The listing below should be copied in full, word for word.

______________________________

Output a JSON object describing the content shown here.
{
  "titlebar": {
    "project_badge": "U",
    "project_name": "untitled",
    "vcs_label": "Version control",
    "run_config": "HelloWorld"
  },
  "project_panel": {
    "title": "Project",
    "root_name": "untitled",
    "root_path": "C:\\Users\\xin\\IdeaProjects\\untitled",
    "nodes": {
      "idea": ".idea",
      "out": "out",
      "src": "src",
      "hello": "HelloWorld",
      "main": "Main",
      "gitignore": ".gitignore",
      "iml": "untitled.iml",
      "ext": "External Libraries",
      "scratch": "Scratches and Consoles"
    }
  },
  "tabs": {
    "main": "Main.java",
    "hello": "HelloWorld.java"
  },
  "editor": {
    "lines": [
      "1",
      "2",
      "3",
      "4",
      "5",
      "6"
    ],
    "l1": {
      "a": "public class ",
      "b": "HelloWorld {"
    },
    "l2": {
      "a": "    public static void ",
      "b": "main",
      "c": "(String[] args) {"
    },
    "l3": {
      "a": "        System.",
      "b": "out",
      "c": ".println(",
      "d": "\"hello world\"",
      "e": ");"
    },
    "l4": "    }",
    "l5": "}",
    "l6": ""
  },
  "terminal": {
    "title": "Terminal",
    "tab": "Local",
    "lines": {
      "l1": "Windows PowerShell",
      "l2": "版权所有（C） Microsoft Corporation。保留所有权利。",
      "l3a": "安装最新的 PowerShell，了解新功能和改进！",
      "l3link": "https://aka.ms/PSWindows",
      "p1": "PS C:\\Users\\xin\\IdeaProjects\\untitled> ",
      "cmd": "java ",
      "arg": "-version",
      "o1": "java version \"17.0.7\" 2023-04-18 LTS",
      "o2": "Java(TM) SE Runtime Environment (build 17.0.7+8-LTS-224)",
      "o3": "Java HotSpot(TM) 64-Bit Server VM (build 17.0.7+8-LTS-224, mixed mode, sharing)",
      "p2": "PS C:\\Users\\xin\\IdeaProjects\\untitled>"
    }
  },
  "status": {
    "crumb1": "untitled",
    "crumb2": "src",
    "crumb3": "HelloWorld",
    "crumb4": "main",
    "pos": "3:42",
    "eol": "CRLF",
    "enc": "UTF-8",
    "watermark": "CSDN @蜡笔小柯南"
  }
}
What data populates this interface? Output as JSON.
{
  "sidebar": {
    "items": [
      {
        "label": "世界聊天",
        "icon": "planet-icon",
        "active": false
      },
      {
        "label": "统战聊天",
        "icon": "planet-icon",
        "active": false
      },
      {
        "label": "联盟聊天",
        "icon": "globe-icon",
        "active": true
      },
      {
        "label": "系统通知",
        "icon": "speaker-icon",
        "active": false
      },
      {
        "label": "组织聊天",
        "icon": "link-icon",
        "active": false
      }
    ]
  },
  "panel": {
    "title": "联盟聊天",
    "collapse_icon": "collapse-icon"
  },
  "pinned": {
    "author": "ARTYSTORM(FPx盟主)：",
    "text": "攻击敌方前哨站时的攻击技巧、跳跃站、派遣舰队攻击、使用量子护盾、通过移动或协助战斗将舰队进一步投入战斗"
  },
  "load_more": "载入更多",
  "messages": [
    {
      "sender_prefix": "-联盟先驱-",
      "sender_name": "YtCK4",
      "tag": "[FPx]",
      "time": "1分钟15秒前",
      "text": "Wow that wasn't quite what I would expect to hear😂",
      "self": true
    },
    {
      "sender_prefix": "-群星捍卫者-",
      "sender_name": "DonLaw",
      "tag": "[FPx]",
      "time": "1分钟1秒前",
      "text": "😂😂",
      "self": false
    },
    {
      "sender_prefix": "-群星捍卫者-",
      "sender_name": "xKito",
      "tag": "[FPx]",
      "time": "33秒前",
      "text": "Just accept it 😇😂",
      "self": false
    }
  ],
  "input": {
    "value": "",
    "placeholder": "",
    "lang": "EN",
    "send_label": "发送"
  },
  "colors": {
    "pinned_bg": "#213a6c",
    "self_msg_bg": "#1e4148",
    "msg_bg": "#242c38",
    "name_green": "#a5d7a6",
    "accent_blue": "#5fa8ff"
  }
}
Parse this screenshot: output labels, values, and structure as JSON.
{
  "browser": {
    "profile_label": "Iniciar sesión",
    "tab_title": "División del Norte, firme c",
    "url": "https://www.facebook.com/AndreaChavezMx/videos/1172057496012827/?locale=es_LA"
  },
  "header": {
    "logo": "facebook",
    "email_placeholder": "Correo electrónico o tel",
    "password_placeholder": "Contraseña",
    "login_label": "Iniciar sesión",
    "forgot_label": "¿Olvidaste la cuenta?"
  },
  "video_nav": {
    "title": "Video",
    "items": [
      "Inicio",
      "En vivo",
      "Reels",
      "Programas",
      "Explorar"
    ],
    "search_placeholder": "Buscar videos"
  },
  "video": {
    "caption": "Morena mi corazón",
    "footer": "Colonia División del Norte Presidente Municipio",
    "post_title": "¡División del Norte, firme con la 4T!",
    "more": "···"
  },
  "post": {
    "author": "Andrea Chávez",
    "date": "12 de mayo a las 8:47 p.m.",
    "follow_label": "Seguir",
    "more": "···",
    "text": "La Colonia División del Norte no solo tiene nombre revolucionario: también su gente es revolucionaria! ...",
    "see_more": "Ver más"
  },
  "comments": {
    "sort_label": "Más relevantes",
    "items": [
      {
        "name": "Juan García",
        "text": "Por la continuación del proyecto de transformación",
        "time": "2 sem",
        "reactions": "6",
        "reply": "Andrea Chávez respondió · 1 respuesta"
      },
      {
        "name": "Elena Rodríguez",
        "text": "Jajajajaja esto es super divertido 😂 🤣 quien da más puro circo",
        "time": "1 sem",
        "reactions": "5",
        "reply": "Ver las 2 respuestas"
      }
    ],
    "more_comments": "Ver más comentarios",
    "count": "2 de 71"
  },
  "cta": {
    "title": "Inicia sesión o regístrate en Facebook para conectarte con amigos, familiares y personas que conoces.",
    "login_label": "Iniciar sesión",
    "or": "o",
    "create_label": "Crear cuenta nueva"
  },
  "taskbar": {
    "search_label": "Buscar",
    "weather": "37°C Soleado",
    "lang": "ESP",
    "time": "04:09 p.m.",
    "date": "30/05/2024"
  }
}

______________________________

▶ **ANSWER TO THE EXERCISE**
Output a JSON object describing the content shown here.
{
  "titlebar": {
    "project_badge": "U",
    "project_name": "untitled",
    "vcs_label": "Version control",
    "run_config": "HelloWorld"
  },
  "project_panel": {
    "title": "Project",
    "root_name": "untitled",
    "root_path": "C:\\Users\\xin\\IdeaProjects\\untitled",
    "nodes": {
      "idea": ".idea",
      "out": "out",
      "src": "src",
      "hello": "HelloWorld",
      "main": "Main",
      "gitignore": ".gitignore",
      "iml": "untitled.iml",
      "ext": "External Libraries",
      "scratch": "Scratches and Consoles"
    }
  },
  "tabs": {
    "main": "Main.java",
    "hello": "HelloWorld.java"
  },
  "editor": {
    "lines": [
      "1",
      "2",
      "3",
      "4",
      "5",
      "6"
    ],
    "l1": {
      "a": "public class ",
      "b": "HelloWorld {"
    },
    "l2": {
      "a": "    public static void ",
      "b": "main",
      "c": "(String[] args) {"
    },
    "l3": {
      "a": "        System.",
      "b": "out",
      "c": ".println(",
      "d": "\"hello world\"",
      "e": ");"
    },
    "l4": "    }",
    "l5": "}",
    "l6": ""
  },
  "terminal": {
    "title": "Terminal",
    "tab": "Local",
    "lines": {
      "l1": "Windows PowerShell",
      "l2": "版权所有（C） Microsoft Corporation。保留所有权利。",
      "l3a": "安装最新的 PowerShell，了解新功能和改进！",
      "l3link": "https://aka.ms/PSWindows",
      "p1": "PS C:\\Users\\xin\\IdeaProjects\\untitled> ",
      "cmd": "java ",
      "arg": "-version",
      "o1": "java version \"17.0.7\" 2023-04-18 LTS",
      "o2": "Java(TM) SE Runtime Environment (build 17.0.7+8-LTS-224)",
      "o3": "Java HotSpot(TM) 64-Bit Server VM (build 17.0.7+8-LTS-224, mixed mode, sharing)",
      "p2": "PS C:\\Users\\xin\\IdeaProjects\\untitled>"
    }
  },
  "status": {
    "crumb1": "untitled",
    "crumb2": "src",
    "crumb3": "HelloWorld",
    "crumb4": "main",
    "pos": "3:42",
    "eol": "CRLF",
    "enc": "UTF-8",
    "watermark": "CSDN @蜡笔小柯南"
  }
}
What data populates this interface? Output as JSON.
{
  "sidebar": {
    "items": [
      {
        "label": "世界聊天",
        "icon": "planet-icon",
        "active": false
      },
      {
        "label": "统战聊天",
        "icon": "planet-icon",
        "active": false
      },
      {
        "label": "联盟聊天",
        "icon": "globe-icon",
        "active": true
      },
      {
        "label": "系统通知",
        "icon": "speaker-icon",
        "active": false
      },
      {
        "label": "组织聊天",
        "icon": "link-icon",
        "active": false
      }
    ]
  },
  "panel": {
    "title": "联盟聊天",
    "collapse_icon": "collapse-icon"
  },
  "pinned": {
    "author": "ARTYSTORM(FPx盟主)：",
    "text": "攻击敌方前哨站时的攻击技巧、跳跃站、派遣舰队攻击、使用量子护盾、通过移动或协助战斗将舰队进一步投入战斗"
  },
  "load_more": "载入更多",
  "messages": [
    {
      "sender_prefix": "-联盟先驱-",
      "sender_name": "YtCK4",
      "tag": "[FPx]",
      "time": "1分钟15秒前",
      "text": "Wow that wasn't quite what I would expect to hear😂",
      "self": true
    },
    {
      "sender_prefix": "-群星捍卫者-",
      "sender_name": "DonLaw",
      "tag": "[FPx]",
      "time": "1分钟1秒前",
      "text": "😂😂",
      "self": false
    },
    {
      "sender_prefix": "-群星捍卫者-",
      "sender_name": "xKito",
      "tag": "[FPx]",
      "time": "33秒前",
      "text": "Just accept it 😇😂",
      "self": false
    }
  ],
  "input": {
    "value": "",
    "placeholder": "",
    "lang": "EN",
    "send_label": "发送"
  },
  "colors": {
    "pinned_bg": "#213a6c",
    "self_msg_bg": "#1e4148",
    "msg_bg": "#242c38",
    "name_green": "#a5d7a6",
    "accent_blue": "#5fa8ff"
  }
}
Parse this screenshot: output labels, values, and structure as JSON.
{
  "browser": {
    "profile_label": "Iniciar sesión",
    "tab_title": "División del Norte, firme c",
    "url": "https://www.facebook.com/AndreaChavezMx/videos/1172057496012827/?locale=es_LA"
  },
  "header": {
    "logo": "facebook",
    "email_placeholder": "Correo electrónico o tel",
    "password_placeholder": "Contraseña",
    "login_label": "Iniciar sesión",
    "forgot_label": "¿Olvidaste la cuenta?"
  },
  "video_nav": {
    "title": "Video",
    "items": [
      "Inicio",
      "En vivo",
      "Reels",
      "Programas",
      "Explorar"
    ],
    "search_placeholder": "Buscar videos"
  },
  "video": {
    "caption": "Morena mi corazón",
    "footer": "Colonia División del Norte Presidente Municipio",
    "post_title": "¡División del Norte, firme con la 4T!",
    "more": "···"
  },
  "post": {
    "author": "Andrea Chávez",
    "date": "12 de mayo a las 8:47 p.m.",
    "follow_label": "Seguir",
    "more": "···",
    "text": "La Colonia División del Norte no solo tiene nombre revolucionario: también su gente es revolucionaria! ...",
    "see_more": "Ver más"
  },
  "comments": {
    "sort_label": "Más relevantes",
    "items": [
      {
        "name": "Juan García",
        "text": "Por la continuación del proyecto de transformación",
        "time": "2 sem",
        "reactions": "6",
        "reply": "Andrea Chávez respondió · 1 respuesta"
      },
      {
        "name": "Elena Rodríguez",
        "text": "Jajajajaja esto es super divertido 😂 🤣 quien da más puro circo",
        "time": "1 sem",
        "reactions": "5",
        "reply": "Ver las 2 respuestas"
      }
    ],
    "more_comments": "Ver más comentarios",
    "count": "2 de 71"
  },
  "cta": {
    "title": "Inicia sesión o regístrate en Facebook para conectarte con amigos, familiares y personas que conoces.",
    "login_label": "Iniciar sesión",
    "or": "o",
    "create_label": "Crear cuenta nueva"
  },
  "taskbar": {
    "search_label": "Buscar",
    "weather": "37°C Soleado",
    "lang": "ESP",
    "time": "04:09 p.m.",
    "date": "30/05/2024"
  }
}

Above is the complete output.